• **Given exercise**: Here are some records; copy every line that holds the word "employees".

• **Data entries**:
☆ ☆ ☆

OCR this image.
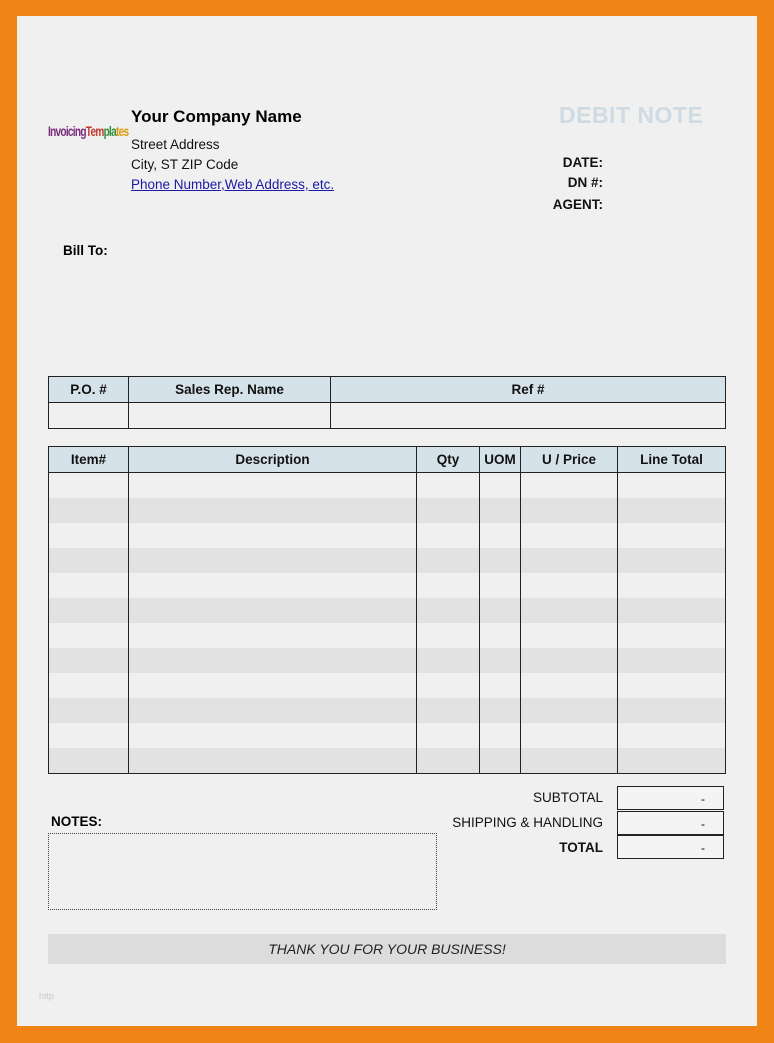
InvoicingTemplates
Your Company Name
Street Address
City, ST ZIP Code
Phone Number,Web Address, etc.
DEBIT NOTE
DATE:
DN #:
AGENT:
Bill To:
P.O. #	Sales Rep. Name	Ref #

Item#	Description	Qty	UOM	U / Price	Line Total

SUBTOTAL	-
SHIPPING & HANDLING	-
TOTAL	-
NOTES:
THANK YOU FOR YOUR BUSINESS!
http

☆ ☆ ☆

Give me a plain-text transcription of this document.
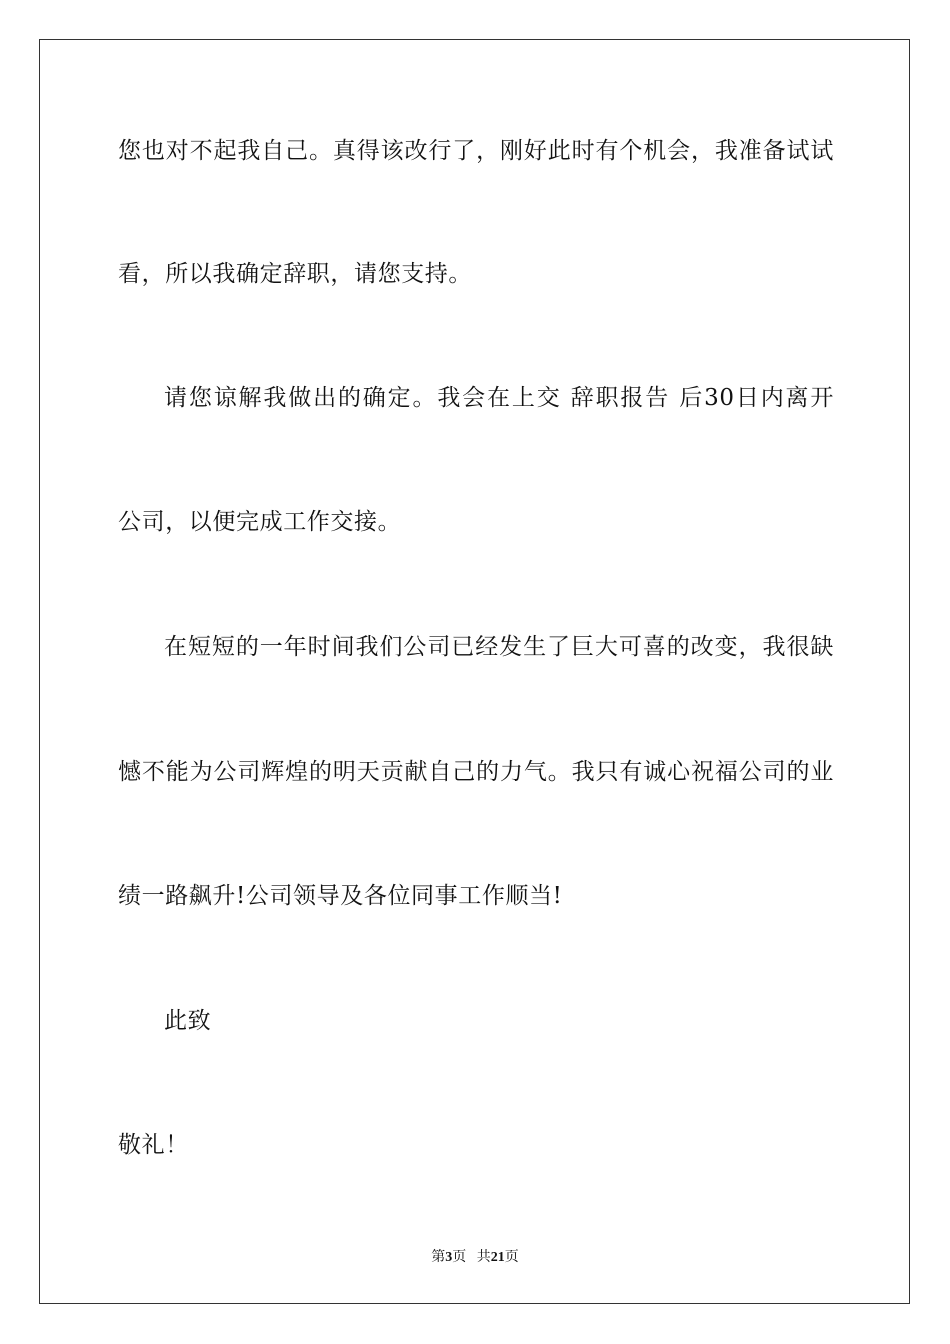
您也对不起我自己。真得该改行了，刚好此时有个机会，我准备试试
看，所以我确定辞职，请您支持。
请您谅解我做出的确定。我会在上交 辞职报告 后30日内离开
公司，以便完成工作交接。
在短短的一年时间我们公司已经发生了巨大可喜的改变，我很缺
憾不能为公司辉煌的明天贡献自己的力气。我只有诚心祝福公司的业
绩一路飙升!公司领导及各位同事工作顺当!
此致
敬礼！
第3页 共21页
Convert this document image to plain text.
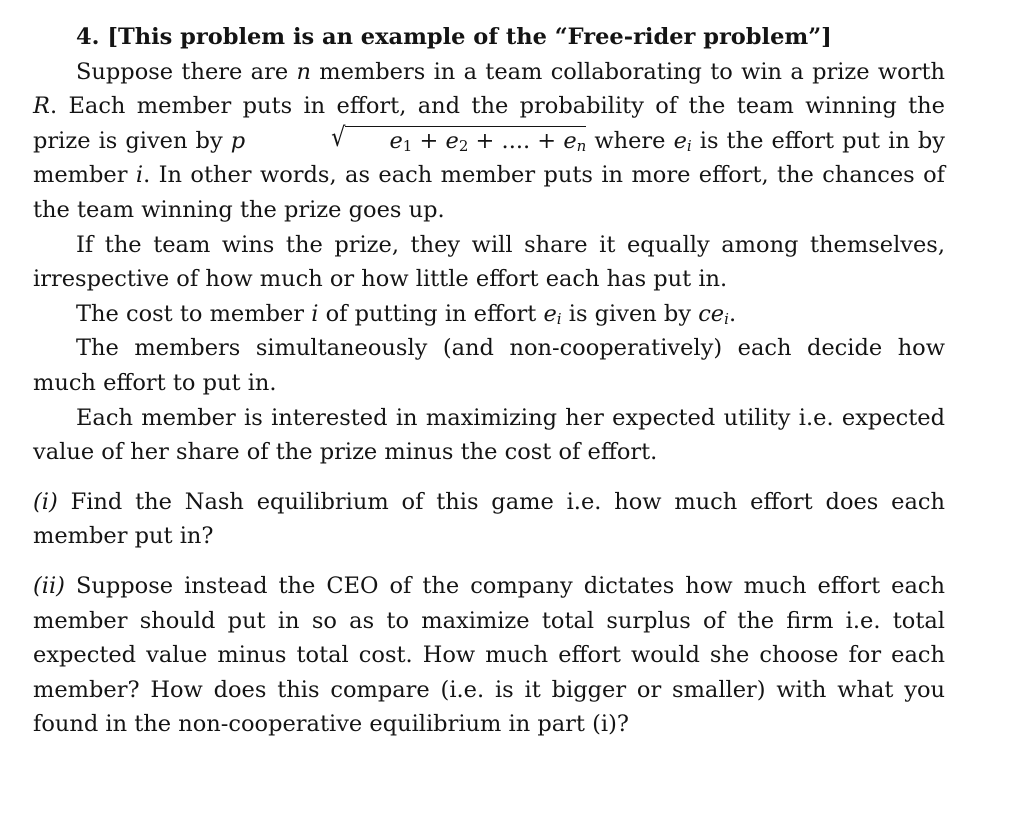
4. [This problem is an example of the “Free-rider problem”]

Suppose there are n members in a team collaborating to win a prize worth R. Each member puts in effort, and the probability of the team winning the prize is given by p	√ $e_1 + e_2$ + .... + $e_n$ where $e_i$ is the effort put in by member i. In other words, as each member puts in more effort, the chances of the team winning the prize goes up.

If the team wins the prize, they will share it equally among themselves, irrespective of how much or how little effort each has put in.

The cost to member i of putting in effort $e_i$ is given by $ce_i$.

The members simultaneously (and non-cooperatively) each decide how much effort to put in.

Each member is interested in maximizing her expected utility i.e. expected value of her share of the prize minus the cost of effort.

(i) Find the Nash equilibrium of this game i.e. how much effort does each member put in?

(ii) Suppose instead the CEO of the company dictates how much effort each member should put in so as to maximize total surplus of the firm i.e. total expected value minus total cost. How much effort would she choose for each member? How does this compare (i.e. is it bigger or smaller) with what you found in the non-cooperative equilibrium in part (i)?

☆ ☆ ☆

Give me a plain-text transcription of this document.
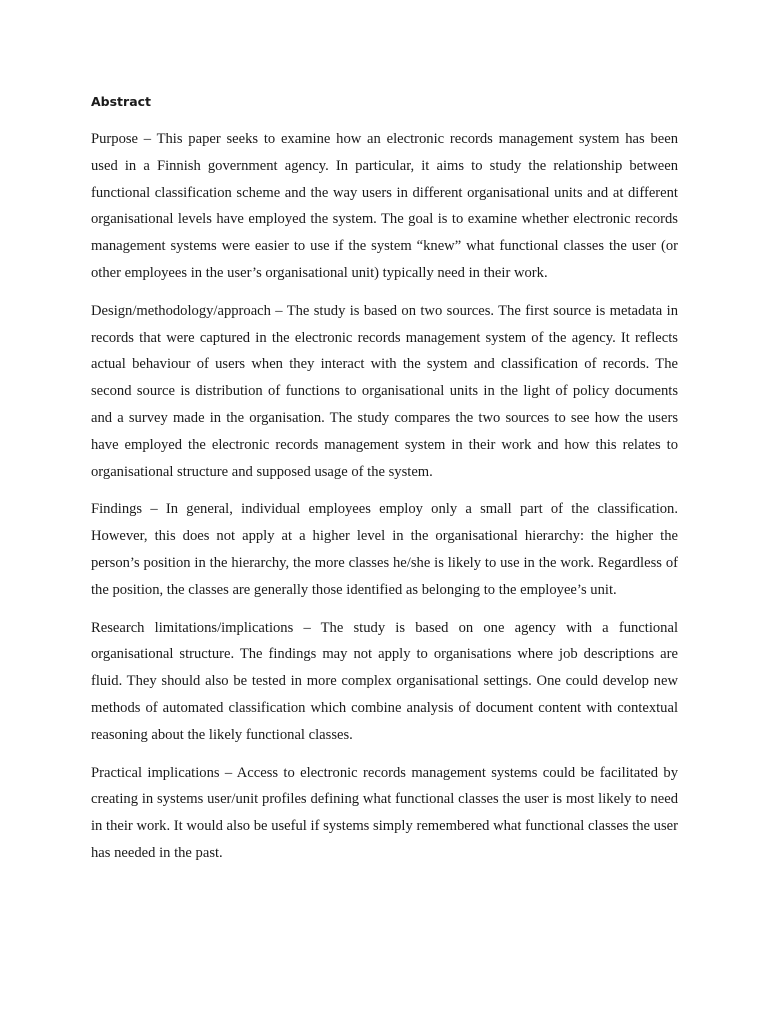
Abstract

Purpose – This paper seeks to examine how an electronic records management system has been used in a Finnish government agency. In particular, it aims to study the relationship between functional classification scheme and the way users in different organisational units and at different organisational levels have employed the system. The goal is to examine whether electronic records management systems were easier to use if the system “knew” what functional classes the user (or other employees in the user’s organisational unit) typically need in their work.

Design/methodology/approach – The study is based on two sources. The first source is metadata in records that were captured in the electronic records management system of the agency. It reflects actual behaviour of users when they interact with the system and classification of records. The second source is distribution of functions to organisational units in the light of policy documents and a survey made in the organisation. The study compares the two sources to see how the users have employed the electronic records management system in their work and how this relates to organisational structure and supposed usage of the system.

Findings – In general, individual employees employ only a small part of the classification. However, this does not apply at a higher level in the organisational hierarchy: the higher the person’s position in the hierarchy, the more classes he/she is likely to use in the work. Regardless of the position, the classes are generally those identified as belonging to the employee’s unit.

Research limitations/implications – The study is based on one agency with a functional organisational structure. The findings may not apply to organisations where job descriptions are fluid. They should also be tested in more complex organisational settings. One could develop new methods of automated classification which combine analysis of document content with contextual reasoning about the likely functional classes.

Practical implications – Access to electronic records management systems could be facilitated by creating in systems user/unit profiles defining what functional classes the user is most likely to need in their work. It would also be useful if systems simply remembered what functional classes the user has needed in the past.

☆ ☆ ☆

• **Response below**:
Purpose – This paper seeks to examine how an electronic records management system has been used in a Finnish government agency. In particular, it aims to study the relationship between functional classification scheme and the way users in different organisational units and at different organisational levels have employed the system. The goal is to examine whether electronic records management systems were easier to use if the system “knew” what functional classes the user (or other employees in the user’s organisational unit) typically need in their work.
Findings – In general, individual employees employ only a small part of the classification. However, this does not apply at a higher level in the organisational hierarchy: the higher the person’s position in the hierarchy, the more classes he/she is likely to use in the work. Regardless of the position, the classes are generally those identified as belonging to the employee’s unit.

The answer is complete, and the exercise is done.